#### WHAT TO WORK ON:
Among the lines below, list those containing the string "Rashi".

#### RECORDS SHOWN:

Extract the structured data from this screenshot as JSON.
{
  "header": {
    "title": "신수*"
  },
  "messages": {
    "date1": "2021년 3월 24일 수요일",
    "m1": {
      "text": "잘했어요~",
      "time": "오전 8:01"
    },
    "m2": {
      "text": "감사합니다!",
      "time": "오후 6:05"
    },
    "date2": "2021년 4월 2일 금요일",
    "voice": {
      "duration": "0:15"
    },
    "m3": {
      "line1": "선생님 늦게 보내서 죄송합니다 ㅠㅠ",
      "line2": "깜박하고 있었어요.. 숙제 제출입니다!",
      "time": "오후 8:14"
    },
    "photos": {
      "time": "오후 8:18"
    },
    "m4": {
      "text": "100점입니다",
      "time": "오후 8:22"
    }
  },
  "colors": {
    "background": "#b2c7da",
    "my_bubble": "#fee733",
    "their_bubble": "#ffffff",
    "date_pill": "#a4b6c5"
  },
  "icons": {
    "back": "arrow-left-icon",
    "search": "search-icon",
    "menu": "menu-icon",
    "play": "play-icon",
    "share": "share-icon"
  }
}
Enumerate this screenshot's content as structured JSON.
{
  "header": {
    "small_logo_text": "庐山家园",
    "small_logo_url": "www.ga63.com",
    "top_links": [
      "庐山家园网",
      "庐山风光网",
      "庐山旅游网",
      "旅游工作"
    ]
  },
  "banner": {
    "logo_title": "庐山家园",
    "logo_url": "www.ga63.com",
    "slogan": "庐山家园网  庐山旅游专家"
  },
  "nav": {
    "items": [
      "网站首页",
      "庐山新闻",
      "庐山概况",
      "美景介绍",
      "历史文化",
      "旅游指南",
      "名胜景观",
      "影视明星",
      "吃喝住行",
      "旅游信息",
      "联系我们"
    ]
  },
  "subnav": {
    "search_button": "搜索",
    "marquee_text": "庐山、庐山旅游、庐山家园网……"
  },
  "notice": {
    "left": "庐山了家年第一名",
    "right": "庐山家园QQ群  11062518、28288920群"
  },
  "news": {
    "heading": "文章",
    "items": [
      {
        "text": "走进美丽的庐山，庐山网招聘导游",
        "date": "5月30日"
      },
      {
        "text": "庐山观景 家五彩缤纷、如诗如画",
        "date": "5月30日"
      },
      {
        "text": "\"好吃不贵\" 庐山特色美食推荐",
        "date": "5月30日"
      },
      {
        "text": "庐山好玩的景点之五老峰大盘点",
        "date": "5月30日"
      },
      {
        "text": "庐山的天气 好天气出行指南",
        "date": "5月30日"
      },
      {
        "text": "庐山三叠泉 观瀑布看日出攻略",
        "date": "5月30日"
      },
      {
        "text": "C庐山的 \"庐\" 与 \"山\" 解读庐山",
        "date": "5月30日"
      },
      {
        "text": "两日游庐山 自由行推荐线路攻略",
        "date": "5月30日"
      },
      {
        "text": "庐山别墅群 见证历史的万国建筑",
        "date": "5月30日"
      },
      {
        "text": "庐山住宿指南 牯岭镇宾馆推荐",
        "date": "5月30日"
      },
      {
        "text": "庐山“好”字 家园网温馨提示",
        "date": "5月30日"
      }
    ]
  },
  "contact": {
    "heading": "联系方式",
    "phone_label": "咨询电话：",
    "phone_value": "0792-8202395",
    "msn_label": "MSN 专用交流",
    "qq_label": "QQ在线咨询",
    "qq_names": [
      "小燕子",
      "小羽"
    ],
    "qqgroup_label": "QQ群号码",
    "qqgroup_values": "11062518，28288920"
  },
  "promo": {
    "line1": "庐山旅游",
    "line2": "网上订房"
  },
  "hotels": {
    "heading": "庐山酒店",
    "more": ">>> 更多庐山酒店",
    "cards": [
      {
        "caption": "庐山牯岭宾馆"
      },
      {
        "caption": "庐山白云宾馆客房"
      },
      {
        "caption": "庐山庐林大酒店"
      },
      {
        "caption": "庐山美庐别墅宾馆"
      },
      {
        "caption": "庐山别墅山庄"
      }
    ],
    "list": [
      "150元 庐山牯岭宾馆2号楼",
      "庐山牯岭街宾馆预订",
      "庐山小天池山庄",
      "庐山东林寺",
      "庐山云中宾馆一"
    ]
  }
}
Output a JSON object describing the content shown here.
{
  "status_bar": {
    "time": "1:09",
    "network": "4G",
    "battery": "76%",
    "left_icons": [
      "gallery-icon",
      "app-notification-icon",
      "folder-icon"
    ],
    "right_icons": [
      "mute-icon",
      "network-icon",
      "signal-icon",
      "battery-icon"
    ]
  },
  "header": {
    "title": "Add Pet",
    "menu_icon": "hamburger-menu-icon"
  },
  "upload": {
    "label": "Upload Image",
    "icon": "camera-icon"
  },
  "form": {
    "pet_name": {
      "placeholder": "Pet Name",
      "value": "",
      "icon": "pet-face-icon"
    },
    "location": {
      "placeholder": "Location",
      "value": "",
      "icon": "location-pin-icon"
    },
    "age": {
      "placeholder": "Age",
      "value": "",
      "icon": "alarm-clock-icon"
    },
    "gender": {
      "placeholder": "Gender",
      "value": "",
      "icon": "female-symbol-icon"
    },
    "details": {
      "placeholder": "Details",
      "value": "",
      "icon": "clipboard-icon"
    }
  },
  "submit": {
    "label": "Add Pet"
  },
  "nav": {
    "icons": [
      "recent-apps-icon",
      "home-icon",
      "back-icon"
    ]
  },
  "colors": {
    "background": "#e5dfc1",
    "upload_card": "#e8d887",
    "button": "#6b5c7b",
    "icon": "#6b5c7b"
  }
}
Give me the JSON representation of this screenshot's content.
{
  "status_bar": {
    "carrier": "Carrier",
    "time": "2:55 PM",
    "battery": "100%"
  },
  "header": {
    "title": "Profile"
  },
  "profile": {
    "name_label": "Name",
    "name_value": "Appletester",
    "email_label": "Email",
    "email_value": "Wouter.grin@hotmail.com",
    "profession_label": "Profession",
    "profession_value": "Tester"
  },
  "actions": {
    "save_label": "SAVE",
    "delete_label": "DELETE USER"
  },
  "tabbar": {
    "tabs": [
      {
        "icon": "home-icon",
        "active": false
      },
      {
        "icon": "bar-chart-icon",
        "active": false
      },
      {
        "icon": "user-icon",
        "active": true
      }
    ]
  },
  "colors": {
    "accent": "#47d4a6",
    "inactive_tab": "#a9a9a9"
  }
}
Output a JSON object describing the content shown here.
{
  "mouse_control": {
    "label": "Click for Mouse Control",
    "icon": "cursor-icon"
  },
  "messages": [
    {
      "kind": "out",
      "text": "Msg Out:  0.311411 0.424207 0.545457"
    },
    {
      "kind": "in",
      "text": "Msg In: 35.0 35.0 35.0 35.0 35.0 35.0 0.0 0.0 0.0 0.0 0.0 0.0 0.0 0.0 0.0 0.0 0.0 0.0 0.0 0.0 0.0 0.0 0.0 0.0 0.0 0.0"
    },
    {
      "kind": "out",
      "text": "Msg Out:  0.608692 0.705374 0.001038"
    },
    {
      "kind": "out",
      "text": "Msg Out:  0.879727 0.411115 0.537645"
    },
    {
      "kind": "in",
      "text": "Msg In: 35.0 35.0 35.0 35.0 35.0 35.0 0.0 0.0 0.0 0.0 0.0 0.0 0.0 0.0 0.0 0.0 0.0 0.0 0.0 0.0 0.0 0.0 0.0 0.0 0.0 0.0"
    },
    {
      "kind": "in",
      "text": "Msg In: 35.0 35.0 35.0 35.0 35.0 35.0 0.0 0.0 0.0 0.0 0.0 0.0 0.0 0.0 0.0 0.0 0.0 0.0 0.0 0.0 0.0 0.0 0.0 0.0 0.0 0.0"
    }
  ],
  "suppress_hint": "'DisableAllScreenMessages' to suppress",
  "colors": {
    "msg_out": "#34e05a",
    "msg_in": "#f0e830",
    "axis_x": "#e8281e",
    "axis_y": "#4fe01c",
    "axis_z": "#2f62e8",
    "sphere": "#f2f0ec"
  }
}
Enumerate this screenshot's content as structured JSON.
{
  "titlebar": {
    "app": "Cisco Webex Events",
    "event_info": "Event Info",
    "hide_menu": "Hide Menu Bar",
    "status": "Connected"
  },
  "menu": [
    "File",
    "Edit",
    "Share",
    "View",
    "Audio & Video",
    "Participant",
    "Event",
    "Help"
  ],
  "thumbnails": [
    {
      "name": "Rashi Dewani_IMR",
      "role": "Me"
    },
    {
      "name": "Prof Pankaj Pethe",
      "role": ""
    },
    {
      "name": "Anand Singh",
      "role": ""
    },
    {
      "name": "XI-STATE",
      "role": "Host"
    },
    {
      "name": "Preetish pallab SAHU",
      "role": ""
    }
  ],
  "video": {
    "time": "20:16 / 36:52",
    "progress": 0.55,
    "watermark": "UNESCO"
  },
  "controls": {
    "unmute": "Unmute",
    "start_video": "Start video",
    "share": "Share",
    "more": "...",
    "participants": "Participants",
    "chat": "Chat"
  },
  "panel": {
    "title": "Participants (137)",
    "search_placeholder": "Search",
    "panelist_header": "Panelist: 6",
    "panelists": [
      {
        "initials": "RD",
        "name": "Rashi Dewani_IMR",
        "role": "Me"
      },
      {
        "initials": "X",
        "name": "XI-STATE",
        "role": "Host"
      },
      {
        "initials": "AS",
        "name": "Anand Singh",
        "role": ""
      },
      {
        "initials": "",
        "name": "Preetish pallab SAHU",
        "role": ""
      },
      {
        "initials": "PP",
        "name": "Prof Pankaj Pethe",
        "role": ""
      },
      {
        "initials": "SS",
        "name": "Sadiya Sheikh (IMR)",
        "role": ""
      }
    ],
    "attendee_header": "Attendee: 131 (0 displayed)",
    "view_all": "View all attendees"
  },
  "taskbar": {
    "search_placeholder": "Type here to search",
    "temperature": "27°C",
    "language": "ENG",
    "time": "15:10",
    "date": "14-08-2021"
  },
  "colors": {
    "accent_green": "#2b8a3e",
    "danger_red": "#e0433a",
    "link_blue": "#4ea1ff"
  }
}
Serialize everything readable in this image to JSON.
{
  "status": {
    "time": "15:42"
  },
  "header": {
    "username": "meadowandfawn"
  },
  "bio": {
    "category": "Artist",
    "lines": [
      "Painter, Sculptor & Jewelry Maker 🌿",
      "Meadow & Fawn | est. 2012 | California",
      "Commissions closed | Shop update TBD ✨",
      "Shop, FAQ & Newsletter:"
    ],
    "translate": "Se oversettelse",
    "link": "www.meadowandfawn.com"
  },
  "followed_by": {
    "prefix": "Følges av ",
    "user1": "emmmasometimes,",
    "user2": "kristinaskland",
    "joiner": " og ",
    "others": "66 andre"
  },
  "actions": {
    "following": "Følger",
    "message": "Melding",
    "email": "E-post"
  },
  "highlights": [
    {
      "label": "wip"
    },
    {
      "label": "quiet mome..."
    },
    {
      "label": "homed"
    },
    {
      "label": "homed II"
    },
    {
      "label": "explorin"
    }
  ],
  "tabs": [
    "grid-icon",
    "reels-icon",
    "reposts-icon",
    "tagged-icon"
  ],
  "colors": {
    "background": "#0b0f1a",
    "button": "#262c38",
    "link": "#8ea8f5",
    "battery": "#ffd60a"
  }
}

#### TASK RESPONSE:
      "name": "Rashi Dewani_IMR",
        "name": "Rashi Dewani_IMR",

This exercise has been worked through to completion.